## Exercise 1
Can you reproduce the lines of the listing word for word, starting at the line containing "password-row[interactable]: Password (25, 736, 566, 806)" and ending at the line containing "479, 540, 507)", with both of those lines included?

## Source
+--
Donnelly suffered an anterior cruciate ligament injury which kept her from playing for the 2020–21 season.

On 1 May 2022 she played in Newcastle United Women's first game at St James' Park against Alnwick Town, and finished the 2021–22 season having made 31 appearances.

In July 2022 Donnelly was named as the new club captain ahead of the 2022–23 season. She won the divisional golden glove award for the most clean sheets in the same season. In the 2022-23 season she made 28 appearances for the club.

Donnelly became a professional footballer when Newcastle United went full time ahead of the 2023–24 season. She won the divisional golden glove award for the second consecutive year. In the 2023–24 season she made 26 appearances for the club.

Newcastle United announced she would be leaving the club at the end of the 2024–25 season, and she played her last game for the club at Ewood Park against Blackburn Rovers.
+--
## Records for the exercise
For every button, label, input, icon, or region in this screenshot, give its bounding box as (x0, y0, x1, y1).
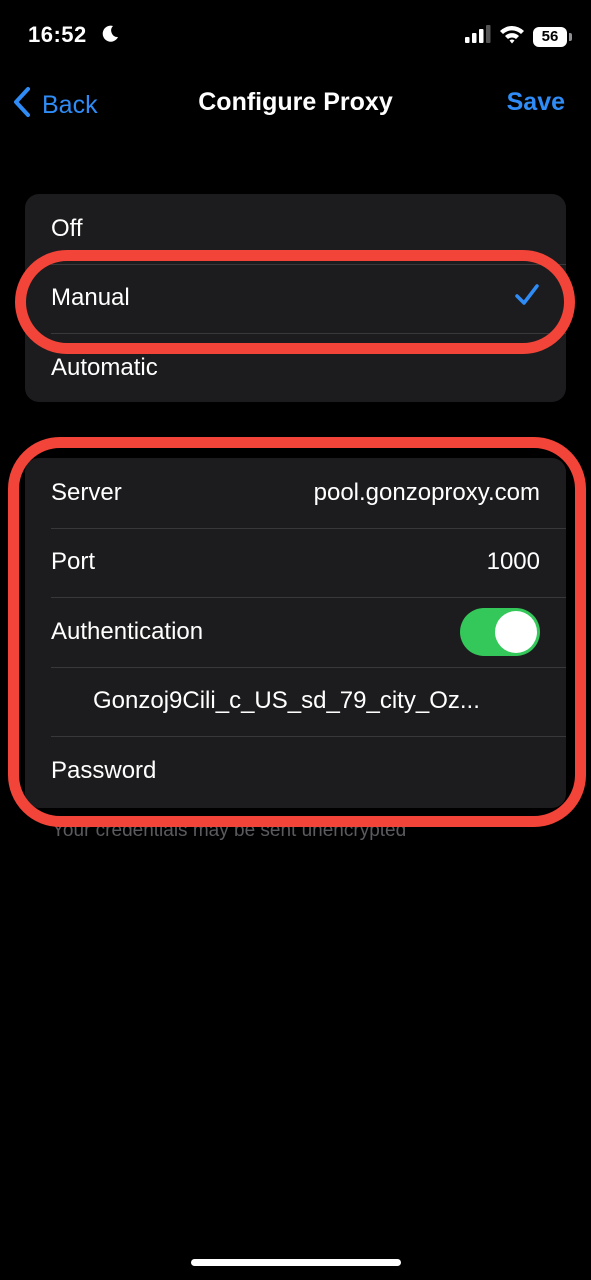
password-row[interactable]: Password (25, 736, 566, 806)
proxy-mode-group: Off Manual Automatic (25, 194, 566, 402)
username-row[interactable]: Gonzoj9Cili_c_US_sd_79_city_Oz... (25, 666, 566, 737)
authentication-row: Authentication (25, 597, 566, 667)
status-bar: 16:52 56 (0, 0, 591, 70)
back-button[interactable]: Back (12, 86, 98, 125)
username-field[interactable]: Gonzoj9Cili_c_US_sd_79_city_Oz... (93, 687, 480, 715)
authentication-toggle[interactable] (460, 607, 540, 656)
proxy-settings-group: Server pool.gonzoproxy.com Port 1000 Aut… (25, 458, 566, 808)
navigation-bar: Back Configure Proxy Save (0, 78, 591, 130)
password-label: Password (51, 756, 157, 784)
back-label: Back (42, 91, 98, 119)
port-field[interactable]: 1000 (487, 548, 540, 576)
mode-option-off-label: Off (51, 214, 83, 242)
port-row[interactable]: Port 1000 (25, 527, 566, 598)
battery-icon: 56 (533, 26, 572, 47)
chevron-left-icon (12, 86, 32, 125)
signal-icon (465, 25, 491, 48)
mode-option-manual-label: Manual (51, 284, 130, 312)
authentication-label: Authentication (51, 617, 204, 645)
server-field[interactable]: pool.gonzoproxy.com (314, 479, 540, 507)
mode-option-automatic[interactable]: Automatic (25, 333, 566, 402)
wifi-icon (499, 24, 525, 49)
port-label: Port (51, 548, 96, 576)
status-time: 16:52 (28, 22, 87, 47)
home-indicator (191, 1259, 401, 1266)
server-row[interactable]: Server pool.gonzoproxy.com (25, 458, 566, 528)
moon-icon (100, 24, 120, 49)
toggle-knob (495, 610, 537, 653)
status-icons: 56 (465, 24, 572, 49)
mode-option-automatic-label: Automatic (51, 353, 158, 381)
save-button[interactable]: Save (507, 88, 565, 117)
checkmark-icon (514, 283, 540, 314)
credentials-warning: Your credentials may be sent unencrypted (52, 820, 407, 841)
mode-option-manual[interactable]: Manual (25, 263, 566, 334)
mode-option-off[interactable]: Off (25, 194, 566, 264)
server-label: Server (51, 478, 122, 506)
+--
## Exercise 2
Could you transcribe the entire passage about Donnelly's time at Newcastle United without changing anything?

## Complete response 1
password-row[interactable]: Password (25, 736, 566, 806)
proxy-mode-group: Off Manual Automatic (25, 194, 566, 402)
username-row[interactable]: Gonzoj9Cili_c_US_sd_79_city_Oz... (25, 666, 566, 737)
authentication-row: Authentication (25, 597, 566, 667)
status-bar: 16:52 56 (0, 0, 591, 70)
back-button[interactable]: Back (12, 86, 98, 125)
username-field[interactable]: Gonzoj9Cili_c_US_sd_79_city_Oz... (93, 687, 480, 715)
authentication-toggle[interactable] (460, 607, 540, 656)
proxy-settings-group: Server pool.gonzoproxy.com Port 1000 Aut… (25, 458, 566, 808)
navigation-bar: Back Configure Proxy Save (0, 78, 591, 130)
password-label: Password (51, 756, 157, 784)
back-label: Back (42, 91, 98, 119)
port-field[interactable]: 1000 (487, 548, 540, 576)
mode-option-off-label: Off (51, 214, 83, 242)
port-row[interactable]: Port 1000 (25, 527, 566, 598)
battery-icon: 56 (533, 26, 572, 47)
chevron-left-icon (12, 86, 32, 125)
signal-icon (465, 25, 491, 48)
mode-option-manual-label: Manual (51, 284, 130, 312)
authentication-label: Authentication (51, 617, 204, 645)
server-field[interactable]: pool.gonzoproxy.com (314, 479, 540, 507)

## Complete response 2
Donnelly suffered an anterior cruciate ligament injury which kept her from playing for the 2020–21 season.

On 1 May 2022 she played in Newcastle United Women's first game at St James' Park against Alnwick Town, and finished the 2021–22 season having made 31 appearances.

In July 2022 Donnelly was named as the new club captain ahead of the 2022–23 season. She won the divisional golden glove award for the most clean sheets in the same season. In the 2022-23 season she made 28 appearances for the club.

Donnelly became a professional footballer when Newcastle United went full time ahead of the 2023–24 season. She won the divisional golden glove award for the second consecutive year. In the 2023–24 season she made 26 appearances for the club.

Newcastle United announced she would be leaving the club at the end of the 2024–25 season, and she played her last game for the club at Ewood Park against Blackburn Rovers.